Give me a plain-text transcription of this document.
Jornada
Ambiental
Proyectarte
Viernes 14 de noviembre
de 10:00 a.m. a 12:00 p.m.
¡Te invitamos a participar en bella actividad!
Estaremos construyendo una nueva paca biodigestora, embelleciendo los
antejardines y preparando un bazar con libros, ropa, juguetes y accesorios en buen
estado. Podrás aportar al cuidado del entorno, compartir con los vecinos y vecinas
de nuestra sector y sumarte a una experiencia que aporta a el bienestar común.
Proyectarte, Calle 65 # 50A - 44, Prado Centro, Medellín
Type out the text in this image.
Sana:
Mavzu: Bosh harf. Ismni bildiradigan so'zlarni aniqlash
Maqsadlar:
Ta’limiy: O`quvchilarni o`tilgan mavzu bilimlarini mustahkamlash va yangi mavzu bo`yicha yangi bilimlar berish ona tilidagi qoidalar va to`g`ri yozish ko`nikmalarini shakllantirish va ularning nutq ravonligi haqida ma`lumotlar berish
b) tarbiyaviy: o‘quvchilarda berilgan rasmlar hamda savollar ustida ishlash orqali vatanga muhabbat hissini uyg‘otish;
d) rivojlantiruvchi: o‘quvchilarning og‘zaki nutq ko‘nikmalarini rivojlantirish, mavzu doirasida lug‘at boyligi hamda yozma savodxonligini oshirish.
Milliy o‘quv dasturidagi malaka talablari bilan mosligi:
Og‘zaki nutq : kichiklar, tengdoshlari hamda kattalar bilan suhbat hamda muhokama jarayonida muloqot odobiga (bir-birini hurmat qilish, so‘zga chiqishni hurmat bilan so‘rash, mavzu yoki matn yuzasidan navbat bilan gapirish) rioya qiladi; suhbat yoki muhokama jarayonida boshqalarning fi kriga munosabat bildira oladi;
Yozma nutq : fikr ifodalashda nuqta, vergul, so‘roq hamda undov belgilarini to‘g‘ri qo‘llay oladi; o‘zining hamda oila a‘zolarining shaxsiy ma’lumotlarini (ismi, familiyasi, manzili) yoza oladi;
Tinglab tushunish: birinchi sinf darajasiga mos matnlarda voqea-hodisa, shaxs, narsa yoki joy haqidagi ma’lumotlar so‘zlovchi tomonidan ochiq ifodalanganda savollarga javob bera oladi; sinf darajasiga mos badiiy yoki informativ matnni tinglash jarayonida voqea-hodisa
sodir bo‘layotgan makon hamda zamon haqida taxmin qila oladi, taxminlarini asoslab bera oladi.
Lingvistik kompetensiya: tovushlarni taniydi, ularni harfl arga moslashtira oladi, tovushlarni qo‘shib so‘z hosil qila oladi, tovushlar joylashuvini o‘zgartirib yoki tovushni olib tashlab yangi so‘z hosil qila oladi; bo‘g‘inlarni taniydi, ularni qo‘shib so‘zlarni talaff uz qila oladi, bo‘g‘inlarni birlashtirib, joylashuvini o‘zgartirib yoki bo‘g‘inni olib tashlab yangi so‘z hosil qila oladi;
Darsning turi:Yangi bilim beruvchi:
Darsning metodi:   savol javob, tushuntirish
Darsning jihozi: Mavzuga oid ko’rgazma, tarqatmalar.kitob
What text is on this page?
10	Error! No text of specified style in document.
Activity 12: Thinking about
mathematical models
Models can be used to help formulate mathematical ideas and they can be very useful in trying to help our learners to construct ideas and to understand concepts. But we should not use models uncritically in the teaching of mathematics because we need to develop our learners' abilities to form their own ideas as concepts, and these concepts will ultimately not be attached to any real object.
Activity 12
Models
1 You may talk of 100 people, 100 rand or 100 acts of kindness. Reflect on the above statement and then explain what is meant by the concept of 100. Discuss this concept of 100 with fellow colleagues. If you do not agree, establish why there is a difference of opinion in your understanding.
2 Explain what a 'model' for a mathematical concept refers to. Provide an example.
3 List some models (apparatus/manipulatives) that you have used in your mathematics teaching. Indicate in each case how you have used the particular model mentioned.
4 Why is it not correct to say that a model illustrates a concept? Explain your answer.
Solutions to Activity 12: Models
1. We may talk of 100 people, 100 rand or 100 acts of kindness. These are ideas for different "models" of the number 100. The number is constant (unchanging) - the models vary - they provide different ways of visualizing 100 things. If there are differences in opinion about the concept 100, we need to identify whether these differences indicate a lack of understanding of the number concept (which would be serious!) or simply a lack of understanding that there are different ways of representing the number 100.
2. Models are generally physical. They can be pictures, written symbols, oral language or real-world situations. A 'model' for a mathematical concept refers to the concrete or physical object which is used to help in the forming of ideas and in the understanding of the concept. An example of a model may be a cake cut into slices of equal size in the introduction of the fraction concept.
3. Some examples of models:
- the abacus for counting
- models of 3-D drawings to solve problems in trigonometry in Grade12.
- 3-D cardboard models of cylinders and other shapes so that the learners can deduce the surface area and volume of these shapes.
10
━━━━━━━━
Repeat the data above exactly.

Give me a plain-text transcription of this document.
Jornada
Ambiental
Proyectarte
Viernes 14 de noviembre
de 10:00 a.m. a 12:00 p.m.
¡Te invitamos a participar en bella actividad!
Estaremos construyendo una nueva paca biodigestora, embelleciendo los
antejardines y preparando un bazar con libros, ropa, juguetes y accesorios en buen
estado. Podrás aportar al cuidado del entorno, compartir con los vecinos y vecinas
de nuestra sector y sumarte a una experiencia que aporta a el bienestar común.
Proyectarte, Calle 65 # 50A - 44, Prado Centro, Medellín
Type out the text in this image.
Sana:
Mavzu: Bosh harf. Ismni bildiradigan so'zlarni aniqlash
Maqsadlar:
Ta’limiy: O`quvchilarni o`tilgan mavzu bilimlarini mustahkamlash va yangi mavzu bo`yicha yangi bilimlar berish ona tilidagi qoidalar va to`g`ri yozish ko`nikmalarini shakllantirish va ularning nutq ravonligi haqida ma`lumotlar berish
b) tarbiyaviy: o‘quvchilarda berilgan rasmlar hamda savollar ustida ishlash orqali vatanga muhabbat hissini uyg‘otish;
d) rivojlantiruvchi: o‘quvchilarning og‘zaki nutq ko‘nikmalarini rivojlantirish, mavzu doirasida lug‘at boyligi hamda yozma savodxonligini oshirish.
Milliy o‘quv dasturidagi malaka talablari bilan mosligi:
Og‘zaki nutq : kichiklar, tengdoshlari hamda kattalar bilan suhbat hamda muhokama jarayonida muloqot odobiga (bir-birini hurmat qilish, so‘zga chiqishni hurmat bilan so‘rash, mavzu yoki matn yuzasidan navbat bilan gapirish) rioya qiladi; suhbat yoki muhokama jarayonida boshqalarning fi kriga munosabat bildira oladi;
Yozma nutq : fikr ifodalashda nuqta, vergul, so‘roq hamda undov belgilarini to‘g‘ri qo‘llay oladi; o‘zining hamda oila a‘zolarining shaxsiy ma’lumotlarini (ismi, familiyasi, manzili) yoza oladi;
Tinglab tushunish: birinchi sinf darajasiga mos matnlarda voqea-hodisa, shaxs, narsa yoki joy haqidagi ma’lumotlar so‘zlovchi tomonidan ochiq ifodalanganda savollarga javob bera oladi; sinf darajasiga mos badiiy yoki informativ matnni tinglash jarayonida voqea-hodisa
sodir bo‘layotgan makon hamda zamon haqida taxmin qila oladi, taxminlarini asoslab bera oladi.
Lingvistik kompetensiya: tovushlarni taniydi, ularni harfl arga moslashtira oladi, tovushlarni qo‘shib so‘z hosil qila oladi, tovushlar joylashuvini o‘zgartirib yoki tovushni olib tashlab yangi so‘z hosil qila oladi; bo‘g‘inlarni taniydi, ularni qo‘shib so‘zlarni talaff uz qila oladi, bo‘g‘inlarni birlashtirib, joylashuvini o‘zgartirib yoki bo‘g‘inni olib tashlab yangi so‘z hosil qila oladi;
Darsning turi:Yangi bilim beruvchi:
Darsning metodi:   savol javob, tushuntirish
Darsning jihozi: Mavzuga oid ko’rgazma, tarqatmalar.kitob
What text is on this page?
10	Error! No text of specified style in document.
Activity 12: Thinking about
mathematical models
Models can be used to help formulate mathematical ideas and they can be very useful in trying to help our learners to construct ideas and to understand concepts. But we should not use models uncritically in the teaching of mathematics because we need to develop our learners' abilities to form their own ideas as concepts, and these concepts will ultimately not be attached to any real object.
Activity 12
Models
1 You may talk of 100 people, 100 rand or 100 acts of kindness. Reflect on the above statement and then explain what is meant by the concept of 100. Discuss this concept of 100 with fellow colleagues. If you do not agree, establish why there is a difference of opinion in your understanding.
2 Explain what a 'model' for a mathematical concept refers to. Provide an example.
3 List some models (apparatus/manipulatives) that you have used in your mathematics teaching. Indicate in each case how you have used the particular model mentioned.
4 Why is it not correct to say that a model illustrates a concept? Explain your answer.
Solutions to Activity 12: Models
1. We may talk of 100 people, 100 rand or 100 acts of kindness. These are ideas for different "models" of the number 100. The number is constant (unchanging) - the models vary - they provide different ways of visualizing 100 things. If there are differences in opinion about the concept 100, we need to identify whether these differences indicate a lack of understanding of the number concept (which would be serious!) or simply a lack of understanding that there are different ways of representing the number 100.
2. Models are generally physical. They can be pictures, written symbols, oral language or real-world situations. A 'model' for a mathematical concept refers to the concrete or physical object which is used to help in the forming of ideas and in the understanding of the concept. An example of a model may be a cake cut into slices of equal size in the introduction of the fraction concept.
3. Some examples of models:
- the abacus for counting
- models of 3-D drawings to solve problems in trigonometry in Grade12.
- 3-D cardboard models of cylinders and other shapes so that the learners can deduce the surface area and volume of these shapes.
10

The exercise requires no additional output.